──────── MATERIAL SUPPLIED

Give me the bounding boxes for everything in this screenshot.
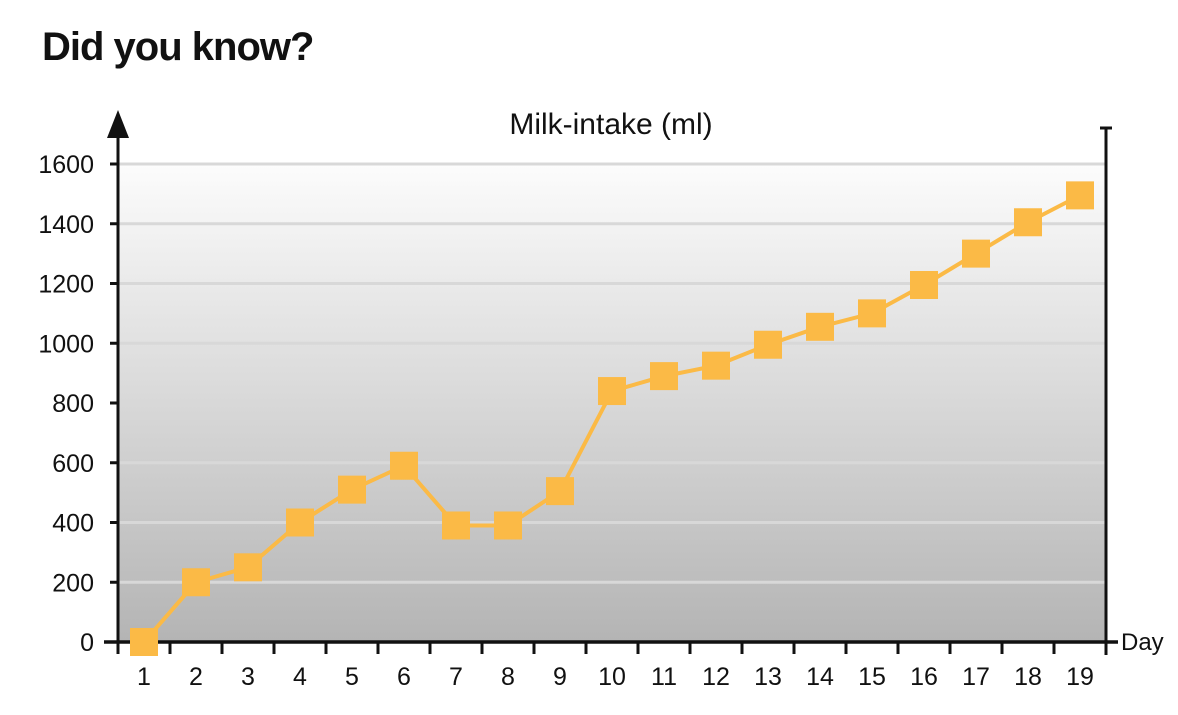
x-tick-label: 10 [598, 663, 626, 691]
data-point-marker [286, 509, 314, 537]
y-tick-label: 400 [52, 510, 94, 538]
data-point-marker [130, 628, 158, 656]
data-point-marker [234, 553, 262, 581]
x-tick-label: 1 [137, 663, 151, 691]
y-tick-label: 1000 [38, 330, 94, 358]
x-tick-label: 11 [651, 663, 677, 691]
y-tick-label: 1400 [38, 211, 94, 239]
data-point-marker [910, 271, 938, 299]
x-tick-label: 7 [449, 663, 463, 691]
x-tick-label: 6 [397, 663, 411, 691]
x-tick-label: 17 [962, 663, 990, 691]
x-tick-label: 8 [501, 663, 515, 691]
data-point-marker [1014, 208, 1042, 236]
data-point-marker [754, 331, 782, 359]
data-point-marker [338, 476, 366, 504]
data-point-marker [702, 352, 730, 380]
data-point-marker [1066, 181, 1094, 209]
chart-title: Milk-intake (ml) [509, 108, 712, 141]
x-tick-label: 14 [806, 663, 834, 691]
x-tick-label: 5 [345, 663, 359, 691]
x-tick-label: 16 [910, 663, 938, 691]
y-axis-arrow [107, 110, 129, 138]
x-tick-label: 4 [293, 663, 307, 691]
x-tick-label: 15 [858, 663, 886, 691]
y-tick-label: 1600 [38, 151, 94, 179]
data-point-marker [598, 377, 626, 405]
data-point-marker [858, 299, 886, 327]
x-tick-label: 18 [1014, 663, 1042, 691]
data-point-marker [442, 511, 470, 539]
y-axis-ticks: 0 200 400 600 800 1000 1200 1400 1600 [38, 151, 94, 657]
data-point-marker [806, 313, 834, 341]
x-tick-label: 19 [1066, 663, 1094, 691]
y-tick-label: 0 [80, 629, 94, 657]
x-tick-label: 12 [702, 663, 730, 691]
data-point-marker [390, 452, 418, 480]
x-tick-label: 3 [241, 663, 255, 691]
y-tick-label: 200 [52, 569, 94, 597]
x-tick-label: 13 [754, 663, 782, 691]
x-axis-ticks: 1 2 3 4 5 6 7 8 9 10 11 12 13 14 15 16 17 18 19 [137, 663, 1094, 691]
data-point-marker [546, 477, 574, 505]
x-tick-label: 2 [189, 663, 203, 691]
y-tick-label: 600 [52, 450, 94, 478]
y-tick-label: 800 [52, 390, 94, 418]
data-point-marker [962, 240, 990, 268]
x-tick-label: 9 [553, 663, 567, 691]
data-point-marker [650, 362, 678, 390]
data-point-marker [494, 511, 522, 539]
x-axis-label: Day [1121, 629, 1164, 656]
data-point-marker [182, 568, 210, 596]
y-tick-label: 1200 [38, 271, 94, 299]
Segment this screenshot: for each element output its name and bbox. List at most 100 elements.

────────────────

EXERCISE OBJECTIVE:
Reproduce every line of the records above with no changes, omitting the pictures from your answer.

FINISHED TASK:
Give me the bounding boxes for everything in this screenshot.
x-tick-label: 10 [598, 663, 626, 691]
data-point-marker [286, 509, 314, 537]
y-tick-label: 400 [52, 510, 94, 538]
data-point-marker [130, 628, 158, 656]
data-point-marker [234, 553, 262, 581]
x-tick-label: 1 [137, 663, 151, 691]
y-tick-label: 1000 [38, 330, 94, 358]
x-tick-label: 11 [651, 663, 677, 691]
y-tick-label: 1400 [38, 211, 94, 239]
data-point-marker [910, 271, 938, 299]
x-tick-label: 7 [449, 663, 463, 691]
x-tick-label: 6 [397, 663, 411, 691]
x-tick-label: 17 [962, 663, 990, 691]
x-tick-label: 8 [501, 663, 515, 691]
data-point-marker [1014, 208, 1042, 236]
data-point-marker [754, 331, 782, 359]
data-point-marker [338, 476, 366, 504]
data-point-marker [702, 352, 730, 380]
data-point-marker [1066, 181, 1094, 209]
chart-title: Milk-intake (ml) [509, 108, 712, 141]
x-tick-label: 14 [806, 663, 834, 691]
x-tick-label: 5 [345, 663, 359, 691]
x-tick-label: 16 [910, 663, 938, 691]
y-axis-arrow [107, 110, 129, 138]
x-tick-label: 4 [293, 663, 307, 691]
x-tick-label: 15 [858, 663, 886, 691]
y-tick-label: 1600 [38, 151, 94, 179]
data-point-marker [598, 377, 626, 405]
data-point-marker [858, 299, 886, 327]
x-tick-label: 18 [1014, 663, 1042, 691]
data-point-marker [442, 511, 470, 539]
y-axis-ticks: 0 200 400 600 800 1000 1200 1400 1600 [38, 151, 94, 657]
data-point-marker [806, 313, 834, 341]
x-tick-label: 19 [1066, 663, 1094, 691]
y-tick-label: 0 [80, 629, 94, 657]
x-tick-label: 12 [702, 663, 730, 691]
data-point-marker [390, 452, 418, 480]
x-tick-label: 3 [241, 663, 255, 691]
y-tick-label: 200 [52, 569, 94, 597]
x-tick-label: 13 [754, 663, 782, 691]
x-axis-ticks: 1 2 3 4 5 6 7 8 9 10 11 12 13 14 15 16 17 18 19 [137, 663, 1094, 691]
data-point-marker [546, 477, 574, 505]
x-tick-label: 2 [189, 663, 203, 691]
y-tick-label: 600 [52, 450, 94, 478]
y-tick-label: 800 [52, 390, 94, 418]
data-point-marker [962, 240, 990, 268]
x-tick-label: 9 [553, 663, 567, 691]
data-point-marker [650, 362, 678, 390]
data-point-marker [494, 511, 522, 539]
x-axis-label: Day [1121, 629, 1164, 656]
data-point-marker [182, 568, 210, 596]
y-tick-label: 1200 [38, 271, 94, 299]
Segment this screenshot: for each element output its name and bbox. List at most 100 elements.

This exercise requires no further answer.